→ Input records:
========
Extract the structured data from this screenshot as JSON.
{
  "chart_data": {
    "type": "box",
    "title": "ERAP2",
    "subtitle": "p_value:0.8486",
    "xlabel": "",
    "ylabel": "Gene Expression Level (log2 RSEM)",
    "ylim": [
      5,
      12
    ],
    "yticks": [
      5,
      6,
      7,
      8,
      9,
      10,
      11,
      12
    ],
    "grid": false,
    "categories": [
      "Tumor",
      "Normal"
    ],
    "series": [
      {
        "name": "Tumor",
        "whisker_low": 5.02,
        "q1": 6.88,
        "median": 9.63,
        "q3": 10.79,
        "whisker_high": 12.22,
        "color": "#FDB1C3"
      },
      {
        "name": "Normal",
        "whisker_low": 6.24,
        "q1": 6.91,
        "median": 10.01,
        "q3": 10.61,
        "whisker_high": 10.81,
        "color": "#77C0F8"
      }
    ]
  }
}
========
→ Problem to work on: Copy the material above verbatim.

→ Expected answer:
Extract the structured data from this screenshot as JSON.
{
  "chart_data": {
    "type": "box",
    "title": "ERAP2",
    "subtitle": "p_value:0.8486",
    "xlabel": "",
    "ylabel": "Gene Expression Level (log2 RSEM)",
    "ylim": [
      5,
      12
    ],
    "yticks": [
      5,
      6,
      7,
      8,
      9,
      10,
      11,
      12
    ],
    "grid": false,
    "categories": [
      "Tumor",
      "Normal"
    ],
    "series": [
      {
        "name": "Tumor",
        "whisker_low": 5.02,
        "q1": 6.88,
        "median": 9.63,
        "q3": 10.79,
        "whisker_high": 12.22,
        "color": "#FDB1C3"
      },
      {
        "name": "Normal",
        "whisker_low": 6.24,
        "q1": 6.91,
        "median": 10.01,
        "q3": 10.61,
        "whisker_high": 10.81,
        "color": "#77C0F8"
      }
    ]
  }
}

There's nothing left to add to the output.